* start Dataset records *

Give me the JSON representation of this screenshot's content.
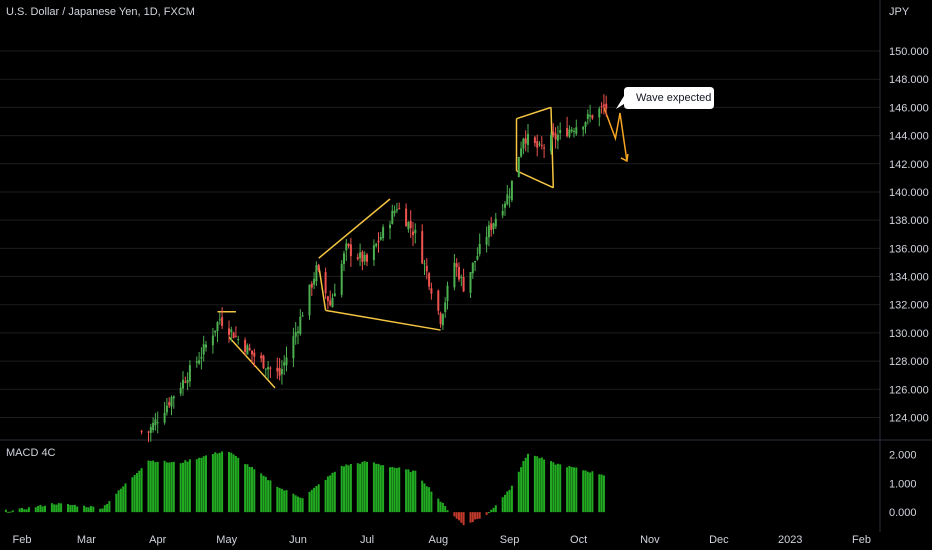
{
  "header": {
    "title": "U.S. Dollar / Japanese Yen, 1D, FXCM"
  },
  "annotation": {
    "text": "Wave expected"
  },
  "colors": {
    "up": "#26a69a",
    "up_candle": "#4caf50",
    "down_candle": "#ef5350",
    "macd_pos": "#22ab22",
    "macd_neg": "#c0392b",
    "pattern": "#f5c542",
    "forecast": "#f5a623",
    "grid": "#1c1c1c",
    "axis_text": "#d1d4dc"
  },
  "chart_data": [
    {
      "type": "candlestick",
      "title": "U.S. Dollar / Japanese Yen, 1D, FXCM",
      "unit": "JPY",
      "y_ticks": [
        "124.000",
        "126.000",
        "128.000",
        "130.000",
        "132.000",
        "134.000",
        "136.000",
        "138.000",
        "140.000",
        "142.000",
        "144.000",
        "146.000",
        "148.000",
        "150.000"
      ],
      "ylim": [
        122.4,
        152.2
      ],
      "x_ticks": [
        "Feb",
        "Mar",
        "Apr",
        "May",
        "Jun",
        "Jul",
        "Aug",
        "Sep",
        "Oct",
        "Nov",
        "Dec",
        "2023",
        "Feb"
      ],
      "close_anchors": [
        {
          "date": "Mar 28",
          "value": 123.0
        },
        {
          "date": "Apr 20",
          "value": 128.5
        },
        {
          "date": "Apr 28",
          "value": 131.0
        },
        {
          "date": "May 12",
          "value": 128.5
        },
        {
          "date": "May 24",
          "value": 127.0
        },
        {
          "date": "Jun 1",
          "value": 130.5
        },
        {
          "date": "Jun 9",
          "value": 134.5
        },
        {
          "date": "Jun 15",
          "value": 132.0
        },
        {
          "date": "Jun 22",
          "value": 136.0
        },
        {
          "date": "Jul 1",
          "value": 135.0
        },
        {
          "date": "Jul 14",
          "value": 139.0
        },
        {
          "date": "Jul 22",
          "value": 137.0
        },
        {
          "date": "Aug 2",
          "value": 131.0
        },
        {
          "date": "Aug 8",
          "value": 135.0
        },
        {
          "date": "Aug 12",
          "value": 133.3
        },
        {
          "date": "Aug 22",
          "value": 137.0
        },
        {
          "date": "Sep 1",
          "value": 140.0
        },
        {
          "date": "Sep 7",
          "value": 144.0
        },
        {
          "date": "Sep 14",
          "value": 143.0
        },
        {
          "date": "Sep 22",
          "value": 144.0
        },
        {
          "date": "Oct 3",
          "value": 145.0
        },
        {
          "date": "Oct 12",
          "value": 146.0
        }
      ]
    },
    {
      "type": "bar",
      "title": "MACD 4C",
      "y_ticks": [
        "0.000",
        "1.000",
        "2.000"
      ],
      "ylim": [
        -0.55,
        2.4
      ],
      "histogram_anchors": [
        {
          "date": "Jan 28",
          "value": 0.05
        },
        {
          "date": "Feb 15",
          "value": 0.3
        },
        {
          "date": "Mar 8",
          "value": 0.15
        },
        {
          "date": "Mar 28",
          "value": 1.8
        },
        {
          "date": "Apr 10",
          "value": 1.7
        },
        {
          "date": "May 1",
          "value": 2.15
        },
        {
          "date": "May 25",
          "value": 0.8
        },
        {
          "date": "Jun 3",
          "value": 0.5
        },
        {
          "date": "Jun 20",
          "value": 1.6
        },
        {
          "date": "Jul 1",
          "value": 1.75
        },
        {
          "date": "Jul 22",
          "value": 1.4
        },
        {
          "date": "Aug 5",
          "value": 0.1
        },
        {
          "date": "Aug 12",
          "value": -0.45
        },
        {
          "date": "Aug 22",
          "value": -0.1
        },
        {
          "date": "Sep 1",
          "value": 0.8
        },
        {
          "date": "Sep 9",
          "value": 2.05
        },
        {
          "date": "Sep 20",
          "value": 1.7
        },
        {
          "date": "Oct 12",
          "value": 1.3
        }
      ]
    }
  ]
}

* end Dataset records *

Written instruction: Without the pictures, retype the whole of the material above exactly.

Correct output:
Give me the JSON representation of this screenshot's content.
{
  "header": {
    "title": "U.S. Dollar / Japanese Yen, 1D, FXCM"
  },
  "annotation": {
    "text": "Wave expected"
  },
  "colors": {
    "up": "#26a69a",
    "up_candle": "#4caf50",
    "down_candle": "#ef5350",
    "macd_pos": "#22ab22",
    "macd_neg": "#c0392b",
    "pattern": "#f5c542",
    "forecast": "#f5a623",
    "grid": "#1c1c1c",
    "axis_text": "#d1d4dc"
  },
  "chart_data": [
    {
      "type": "candlestick",
      "title": "U.S. Dollar / Japanese Yen, 1D, FXCM",
      "unit": "JPY",
      "y_ticks": [
        "124.000",
        "126.000",
        "128.000",
        "130.000",
        "132.000",
        "134.000",
        "136.000",
        "138.000",
        "140.000",
        "142.000",
        "144.000",
        "146.000",
        "148.000",
        "150.000"
      ],
      "ylim": [
        122.4,
        152.2
      ],
      "x_ticks": [
        "Feb",
        "Mar",
        "Apr",
        "May",
        "Jun",
        "Jul",
        "Aug",
        "Sep",
        "Oct",
        "Nov",
        "Dec",
        "2023",
        "Feb"
      ],
      "close_anchors": [
        {
          "date": "Mar 28",
          "value": 123.0
        },
        {
          "date": "Apr 20",
          "value": 128.5
        },
        {
          "date": "Apr 28",
          "value": 131.0
        },
        {
          "date": "May 12",
          "value": 128.5
        },
        {
          "date": "May 24",
          "value": 127.0
        },
        {
          "date": "Jun 1",
          "value": 130.5
        },
        {
          "date": "Jun 9",
          "value": 134.5
        },
        {
          "date": "Jun 15",
          "value": 132.0
        },
        {
          "date": "Jun 22",
          "value": 136.0
        },
        {
          "date": "Jul 1",
          "value": 135.0
        },
        {
          "date": "Jul 14",
          "value": 139.0
        },
        {
          "date": "Jul 22",
          "value": 137.0
        },
        {
          "date": "Aug 2",
          "value": 131.0
        },
        {
          "date": "Aug 8",
          "value": 135.0
        },
        {
          "date": "Aug 12",
          "value": 133.3
        },
        {
          "date": "Aug 22",
          "value": 137.0
        },
        {
          "date": "Sep 1",
          "value": 140.0
        },
        {
          "date": "Sep 7",
          "value": 144.0
        },
        {
          "date": "Sep 14",
          "value": 143.0
        },
        {
          "date": "Sep 22",
          "value": 144.0
        },
        {
          "date": "Oct 3",
          "value": 145.0
        },
        {
          "date": "Oct 12",
          "value": 146.0
        }
      ]
    },
    {
      "type": "bar",
      "title": "MACD 4C",
      "y_ticks": [
        "0.000",
        "1.000",
        "2.000"
      ],
      "ylim": [
        -0.55,
        2.4
      ],
      "histogram_anchors": [
        {
          "date": "Jan 28",
          "value": 0.05
        },
        {
          "date": "Feb 15",
          "value": 0.3
        },
        {
          "date": "Mar 8",
          "value": 0.15
        },
        {
          "date": "Mar 28",
          "value": 1.8
        },
        {
          "date": "Apr 10",
          "value": 1.7
        },
        {
          "date": "May 1",
          "value": 2.15
        },
        {
          "date": "May 25",
          "value": 0.8
        },
        {
          "date": "Jun 3",
          "value": 0.5
        },
        {
          "date": "Jun 20",
          "value": 1.6
        },
        {
          "date": "Jul 1",
          "value": 1.75
        },
        {
          "date": "Jul 22",
          "value": 1.4
        },
        {
          "date": "Aug 5",
          "value": 0.1
        },
        {
          "date": "Aug 12",
          "value": -0.45
        },
        {
          "date": "Aug 22",
          "value": -0.1
        },
        {
          "date": "Sep 1",
          "value": 0.8
        },
        {
          "date": "Sep 9",
          "value": 2.05
        },
        {
          "date": "Sep 20",
          "value": 1.7
        },
        {
          "date": "Oct 12",
          "value": 1.3
        }
      ]
    }
  ]
}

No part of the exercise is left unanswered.